Given passage:
An arm, a stamp, and an icon of China joint ventures
This week during its quarterly earnings, SoftBank announced the termination of Nvidia’s acquisition of ARM, the UK-based chip design firm that SoftBank acquired back in 2016. We had discussed this likelihood a few weeks ago in the “Securities” issue “Defense Fordism,” and now that the obvious outcome has been consummated (with SoftBank keeping a $1.25 billion prepayment from Nvidia), ARM now needs to find its financial footing.
That struggle is going to take a while.
ARM replaced its CEO and is now prepping for an IPO. While London is heavily favored by the United Kingdom given the company’s headquarters in Cambridge, ARM is reportedly targeting NASDAQ given the higher valuation multiples it can expect on the American exchange given investor appetite for semiconductor stocks (an appetite which drove Nvidia’s stock price to new heights and made the partially stock-based deal to buy ARM increasingly unattractive).
There’s just one problem: one of ARM’s most valuable financial assets — ARM China, its local operating presence in the country — has turned into a renegade. It’s a sordid tale, a crazy corporate caper complete with a CEO who quite literally grabbed the company’s physical legal seal (which is necessary to conduct business in China) and has been holding it hostage for several years while multiple lawsuits wend their way through the Chinese court system.
On Friday, the Financial Times reported that a third lawsuit has arrived from Allen Wu, the head of ARM China, which further complicates ARM reacquiring the management of its own venture. From the article:
Arm executives admit that “management turmoil” at the Chinese division “needs to get resolved” for [SoftBank Group chair Masayoshi] Son’s plans [to list ARM publicly] to be realised. “Even if we weren’t doing an IPO that would still be something we would be focused on,” said Inder Singh, Arm’s chief financial officer on Tuesday.
With SoftBank desperate for cash from an ARM sale to cover its ballooning debt pile, its leverage over the ARM China negotiations is limited. The result is that ARM will have to offer more concessions to Wu, ARM China, and the Chinese government to resolve the conflict expeditiously — a situation with potentially grave financial implications for ARM and also deleterious geopolitical implications for the United States and Europe.
Yet, that wasn’t the only joint investment venture with China that’s apparently ending in chaos. ICON Aircraft, a startup founded in the mid-2000s that builds an amphibious plane with foldable wings called the A5, is currently being torn asunder by its investors according to reporting in the Wall Street Journal. Two factions have emerged: the Chinese investors centered around Shanghai Pudong Science and Technology Investment Co., a state-backed firm which wanted to license the company’s technology to a mainland affiliate; and on the other side, the founder of the company and American investors who believe that the licensing strategy is designed to pilfer the company’s intellectual property.

Required action 1: Which people does the article name?
Required action 2: Does the article support each of these statements? (a) SoftBank kept a $1.25 billion prepayment from Nvidia. (b) ARM is reportedly targeting the London exchange for its IPO. (c) ICON Aircraft was founded in the mid-2000s.

Records in a dataset:
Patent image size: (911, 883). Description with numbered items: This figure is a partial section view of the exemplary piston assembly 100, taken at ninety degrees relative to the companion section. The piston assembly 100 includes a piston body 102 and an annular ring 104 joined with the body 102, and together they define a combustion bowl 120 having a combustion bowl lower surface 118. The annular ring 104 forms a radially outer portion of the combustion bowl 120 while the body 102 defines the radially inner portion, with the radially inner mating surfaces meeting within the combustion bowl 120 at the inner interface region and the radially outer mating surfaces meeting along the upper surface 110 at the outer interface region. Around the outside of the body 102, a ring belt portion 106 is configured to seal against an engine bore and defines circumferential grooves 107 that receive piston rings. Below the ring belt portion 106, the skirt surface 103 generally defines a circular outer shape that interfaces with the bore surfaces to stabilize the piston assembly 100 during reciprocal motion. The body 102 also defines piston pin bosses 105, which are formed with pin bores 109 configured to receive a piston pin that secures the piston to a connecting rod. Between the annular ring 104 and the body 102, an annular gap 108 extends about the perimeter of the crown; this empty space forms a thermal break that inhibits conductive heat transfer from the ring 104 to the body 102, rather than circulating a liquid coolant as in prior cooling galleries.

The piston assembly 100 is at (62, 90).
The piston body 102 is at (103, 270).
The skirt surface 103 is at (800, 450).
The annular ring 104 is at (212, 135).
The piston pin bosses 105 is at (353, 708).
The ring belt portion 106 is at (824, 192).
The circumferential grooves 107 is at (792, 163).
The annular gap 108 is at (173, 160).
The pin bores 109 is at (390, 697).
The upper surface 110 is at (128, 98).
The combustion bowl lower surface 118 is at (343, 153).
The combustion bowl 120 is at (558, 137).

Written answer 1: Allen Wu, Masayoshi Son, Inder Singh

Written answer 2:
(a) Yes: "with SoftBank keeping a $1.25 billion prepayment from Nvidia"
(b) No: "ARM is reportedly targeting NASDAQ"
(c) Yes: "a startup founded in the mid-2000s"